§ Stated problem: In the records below, work out how many lines hold the word "LTCUSD". Report the number alone.

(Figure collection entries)
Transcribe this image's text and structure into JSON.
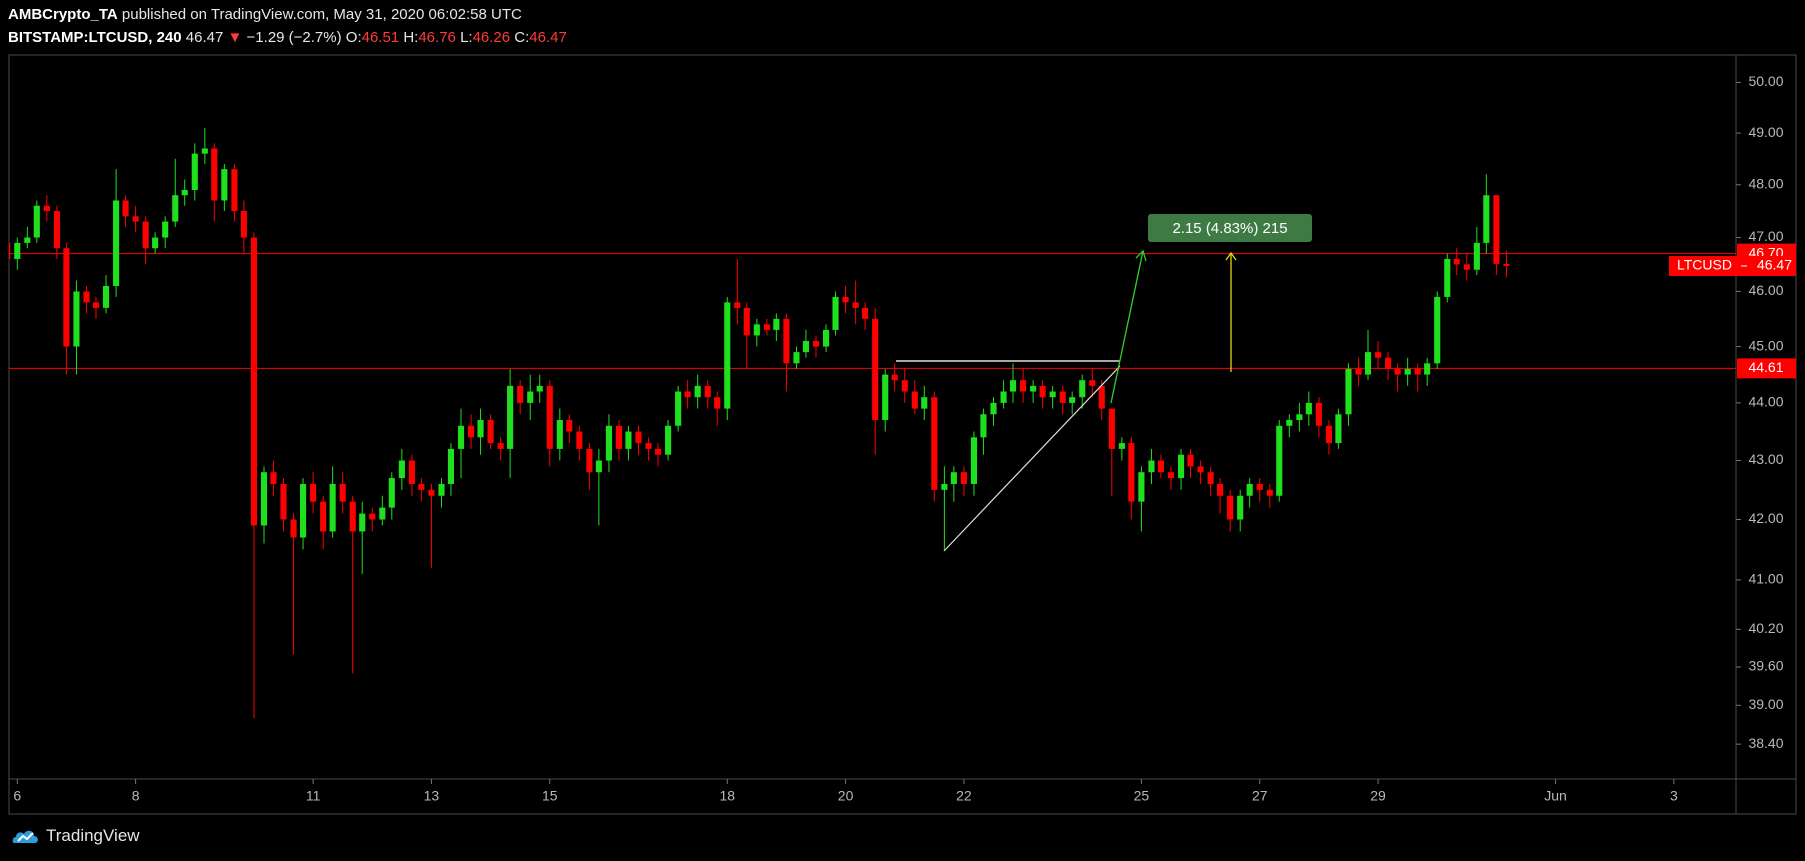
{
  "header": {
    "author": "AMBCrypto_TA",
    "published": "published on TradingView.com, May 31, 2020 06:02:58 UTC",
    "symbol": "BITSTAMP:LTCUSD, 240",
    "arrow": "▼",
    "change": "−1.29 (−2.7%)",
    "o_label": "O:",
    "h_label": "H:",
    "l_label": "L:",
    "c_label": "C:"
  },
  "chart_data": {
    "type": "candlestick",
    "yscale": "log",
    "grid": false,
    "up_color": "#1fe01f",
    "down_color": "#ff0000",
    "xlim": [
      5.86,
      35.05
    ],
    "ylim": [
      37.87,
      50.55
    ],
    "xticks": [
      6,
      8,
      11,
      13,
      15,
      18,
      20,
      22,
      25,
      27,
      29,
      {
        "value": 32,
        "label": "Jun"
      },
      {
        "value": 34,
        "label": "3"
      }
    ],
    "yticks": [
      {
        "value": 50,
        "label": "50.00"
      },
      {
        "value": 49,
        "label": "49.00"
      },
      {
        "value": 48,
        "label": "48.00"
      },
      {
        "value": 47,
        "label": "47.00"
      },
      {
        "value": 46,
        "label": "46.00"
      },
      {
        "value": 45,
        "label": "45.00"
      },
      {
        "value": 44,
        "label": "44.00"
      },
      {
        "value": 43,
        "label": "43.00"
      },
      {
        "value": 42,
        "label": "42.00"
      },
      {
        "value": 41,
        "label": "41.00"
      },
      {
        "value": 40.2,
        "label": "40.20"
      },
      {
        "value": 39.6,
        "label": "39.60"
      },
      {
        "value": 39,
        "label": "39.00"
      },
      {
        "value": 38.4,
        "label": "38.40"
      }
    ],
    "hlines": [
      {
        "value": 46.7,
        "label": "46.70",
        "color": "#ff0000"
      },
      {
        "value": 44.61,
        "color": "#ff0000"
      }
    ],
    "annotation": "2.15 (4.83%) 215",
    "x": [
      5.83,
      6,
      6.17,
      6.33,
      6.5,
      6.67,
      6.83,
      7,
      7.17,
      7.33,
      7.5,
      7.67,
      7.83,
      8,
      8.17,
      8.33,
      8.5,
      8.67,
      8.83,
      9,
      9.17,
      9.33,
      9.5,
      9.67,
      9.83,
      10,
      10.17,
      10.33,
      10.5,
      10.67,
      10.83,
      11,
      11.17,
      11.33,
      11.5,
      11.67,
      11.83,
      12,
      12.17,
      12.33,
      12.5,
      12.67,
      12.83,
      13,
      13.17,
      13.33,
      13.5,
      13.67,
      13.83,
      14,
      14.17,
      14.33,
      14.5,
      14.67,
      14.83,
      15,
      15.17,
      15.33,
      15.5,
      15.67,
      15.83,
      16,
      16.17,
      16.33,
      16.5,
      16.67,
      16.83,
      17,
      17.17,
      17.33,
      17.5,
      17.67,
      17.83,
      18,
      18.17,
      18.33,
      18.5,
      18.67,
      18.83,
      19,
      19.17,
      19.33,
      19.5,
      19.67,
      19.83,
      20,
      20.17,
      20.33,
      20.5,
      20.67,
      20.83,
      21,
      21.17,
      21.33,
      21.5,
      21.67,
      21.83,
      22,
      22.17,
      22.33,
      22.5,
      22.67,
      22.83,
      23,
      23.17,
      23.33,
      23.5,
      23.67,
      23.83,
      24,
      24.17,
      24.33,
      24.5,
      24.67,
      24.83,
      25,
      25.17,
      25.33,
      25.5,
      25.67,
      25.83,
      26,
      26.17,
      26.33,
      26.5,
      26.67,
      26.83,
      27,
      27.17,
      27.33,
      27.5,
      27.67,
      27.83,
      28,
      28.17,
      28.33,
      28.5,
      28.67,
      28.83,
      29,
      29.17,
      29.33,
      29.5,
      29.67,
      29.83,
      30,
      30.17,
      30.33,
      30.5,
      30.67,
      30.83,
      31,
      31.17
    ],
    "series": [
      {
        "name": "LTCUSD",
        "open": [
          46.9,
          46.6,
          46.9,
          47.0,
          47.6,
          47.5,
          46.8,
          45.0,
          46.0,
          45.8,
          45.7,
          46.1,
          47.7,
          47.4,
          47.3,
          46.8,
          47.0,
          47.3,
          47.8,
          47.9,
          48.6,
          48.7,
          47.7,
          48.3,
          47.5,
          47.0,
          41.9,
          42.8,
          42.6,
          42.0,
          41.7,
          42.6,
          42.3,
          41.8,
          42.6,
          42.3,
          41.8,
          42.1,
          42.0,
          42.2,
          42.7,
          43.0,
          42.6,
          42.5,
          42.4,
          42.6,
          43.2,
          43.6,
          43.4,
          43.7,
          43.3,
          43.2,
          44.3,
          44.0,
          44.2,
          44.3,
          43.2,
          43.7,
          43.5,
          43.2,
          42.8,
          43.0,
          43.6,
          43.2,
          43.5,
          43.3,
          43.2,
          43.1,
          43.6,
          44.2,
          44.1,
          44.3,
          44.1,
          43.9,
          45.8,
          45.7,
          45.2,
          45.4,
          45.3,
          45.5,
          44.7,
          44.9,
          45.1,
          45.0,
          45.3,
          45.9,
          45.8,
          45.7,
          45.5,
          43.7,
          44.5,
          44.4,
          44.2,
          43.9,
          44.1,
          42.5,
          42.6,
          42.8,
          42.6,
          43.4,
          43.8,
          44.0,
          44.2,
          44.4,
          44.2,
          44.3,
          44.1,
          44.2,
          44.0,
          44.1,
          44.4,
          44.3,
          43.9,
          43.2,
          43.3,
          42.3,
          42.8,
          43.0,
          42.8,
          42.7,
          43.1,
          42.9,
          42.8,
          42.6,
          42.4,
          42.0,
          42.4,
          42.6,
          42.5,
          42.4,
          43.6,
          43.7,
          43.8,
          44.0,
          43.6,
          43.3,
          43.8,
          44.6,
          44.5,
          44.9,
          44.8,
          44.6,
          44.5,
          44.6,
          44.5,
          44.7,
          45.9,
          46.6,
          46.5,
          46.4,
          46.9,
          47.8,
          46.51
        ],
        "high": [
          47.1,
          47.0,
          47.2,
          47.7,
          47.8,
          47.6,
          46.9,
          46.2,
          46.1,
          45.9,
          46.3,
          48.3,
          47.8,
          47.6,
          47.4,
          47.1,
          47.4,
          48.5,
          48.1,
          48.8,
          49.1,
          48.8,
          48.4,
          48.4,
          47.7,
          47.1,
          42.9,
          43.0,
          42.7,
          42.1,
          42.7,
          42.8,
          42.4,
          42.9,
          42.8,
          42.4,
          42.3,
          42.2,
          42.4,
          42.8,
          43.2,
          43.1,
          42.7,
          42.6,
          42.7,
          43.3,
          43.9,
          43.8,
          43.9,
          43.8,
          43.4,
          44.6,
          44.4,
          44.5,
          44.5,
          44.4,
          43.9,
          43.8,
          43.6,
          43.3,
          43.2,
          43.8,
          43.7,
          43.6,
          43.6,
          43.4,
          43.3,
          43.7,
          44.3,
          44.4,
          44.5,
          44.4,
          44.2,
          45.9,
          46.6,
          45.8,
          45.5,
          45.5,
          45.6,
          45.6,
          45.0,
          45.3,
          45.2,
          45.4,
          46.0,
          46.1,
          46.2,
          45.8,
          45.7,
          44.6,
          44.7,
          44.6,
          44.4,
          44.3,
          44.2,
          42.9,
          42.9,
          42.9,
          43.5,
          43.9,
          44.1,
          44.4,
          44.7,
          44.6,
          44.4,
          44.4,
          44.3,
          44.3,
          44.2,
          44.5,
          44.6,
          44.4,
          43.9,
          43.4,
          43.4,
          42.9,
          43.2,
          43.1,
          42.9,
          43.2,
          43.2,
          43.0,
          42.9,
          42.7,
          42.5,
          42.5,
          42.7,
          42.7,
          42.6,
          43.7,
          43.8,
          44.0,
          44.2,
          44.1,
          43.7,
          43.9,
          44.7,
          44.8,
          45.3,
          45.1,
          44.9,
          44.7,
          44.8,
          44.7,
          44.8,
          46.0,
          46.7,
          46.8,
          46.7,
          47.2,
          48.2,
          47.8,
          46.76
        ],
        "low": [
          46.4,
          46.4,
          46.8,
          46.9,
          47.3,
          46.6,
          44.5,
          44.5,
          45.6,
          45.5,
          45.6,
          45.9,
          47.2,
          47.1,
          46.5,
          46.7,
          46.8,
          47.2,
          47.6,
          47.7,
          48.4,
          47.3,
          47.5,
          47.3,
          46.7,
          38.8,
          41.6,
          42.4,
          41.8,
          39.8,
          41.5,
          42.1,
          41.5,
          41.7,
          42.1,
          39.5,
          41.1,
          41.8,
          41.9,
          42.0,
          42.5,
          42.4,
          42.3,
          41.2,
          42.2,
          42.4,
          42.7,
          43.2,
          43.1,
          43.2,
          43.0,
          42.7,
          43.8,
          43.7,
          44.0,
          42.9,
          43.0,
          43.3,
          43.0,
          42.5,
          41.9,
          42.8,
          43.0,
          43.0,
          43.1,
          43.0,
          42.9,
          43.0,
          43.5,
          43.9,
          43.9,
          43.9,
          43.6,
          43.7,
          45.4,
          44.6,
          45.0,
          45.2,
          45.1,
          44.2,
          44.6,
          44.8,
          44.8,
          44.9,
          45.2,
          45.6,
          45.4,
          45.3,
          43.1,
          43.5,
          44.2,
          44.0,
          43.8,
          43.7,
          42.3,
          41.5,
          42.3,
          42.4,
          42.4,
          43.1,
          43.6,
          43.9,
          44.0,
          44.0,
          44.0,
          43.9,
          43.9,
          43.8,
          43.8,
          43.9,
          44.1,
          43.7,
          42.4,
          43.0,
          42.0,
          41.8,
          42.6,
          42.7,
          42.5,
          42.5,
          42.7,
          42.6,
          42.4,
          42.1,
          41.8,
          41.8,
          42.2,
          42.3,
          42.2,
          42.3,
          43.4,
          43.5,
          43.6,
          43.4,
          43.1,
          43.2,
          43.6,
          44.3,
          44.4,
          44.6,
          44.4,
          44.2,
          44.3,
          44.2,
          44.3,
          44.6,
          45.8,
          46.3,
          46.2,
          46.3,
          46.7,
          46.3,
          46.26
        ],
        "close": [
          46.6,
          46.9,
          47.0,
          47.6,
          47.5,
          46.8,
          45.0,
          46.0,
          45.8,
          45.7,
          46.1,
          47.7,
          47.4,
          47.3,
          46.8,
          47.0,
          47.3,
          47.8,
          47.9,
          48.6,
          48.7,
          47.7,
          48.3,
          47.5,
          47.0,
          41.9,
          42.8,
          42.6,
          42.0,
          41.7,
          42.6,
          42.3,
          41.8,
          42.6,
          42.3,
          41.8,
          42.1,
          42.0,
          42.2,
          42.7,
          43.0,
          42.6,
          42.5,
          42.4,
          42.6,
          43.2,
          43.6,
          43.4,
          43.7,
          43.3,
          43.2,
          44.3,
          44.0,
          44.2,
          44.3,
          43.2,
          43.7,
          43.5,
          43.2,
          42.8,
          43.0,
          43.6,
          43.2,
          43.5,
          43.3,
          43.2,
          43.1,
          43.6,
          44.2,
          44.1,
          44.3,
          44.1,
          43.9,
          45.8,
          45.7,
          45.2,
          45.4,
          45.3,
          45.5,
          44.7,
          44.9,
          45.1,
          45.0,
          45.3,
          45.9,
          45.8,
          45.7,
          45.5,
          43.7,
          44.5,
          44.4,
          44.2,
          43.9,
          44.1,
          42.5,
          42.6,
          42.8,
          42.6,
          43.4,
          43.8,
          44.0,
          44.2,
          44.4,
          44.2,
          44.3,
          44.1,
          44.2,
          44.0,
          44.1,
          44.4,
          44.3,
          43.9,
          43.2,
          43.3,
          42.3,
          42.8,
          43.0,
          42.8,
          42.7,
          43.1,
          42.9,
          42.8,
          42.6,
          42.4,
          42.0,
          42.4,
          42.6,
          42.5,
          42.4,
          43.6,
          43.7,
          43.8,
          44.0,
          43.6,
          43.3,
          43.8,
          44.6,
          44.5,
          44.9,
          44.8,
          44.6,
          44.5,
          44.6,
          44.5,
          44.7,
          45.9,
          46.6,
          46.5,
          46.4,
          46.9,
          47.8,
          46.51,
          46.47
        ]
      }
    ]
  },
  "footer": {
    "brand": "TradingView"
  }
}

§ Response: 2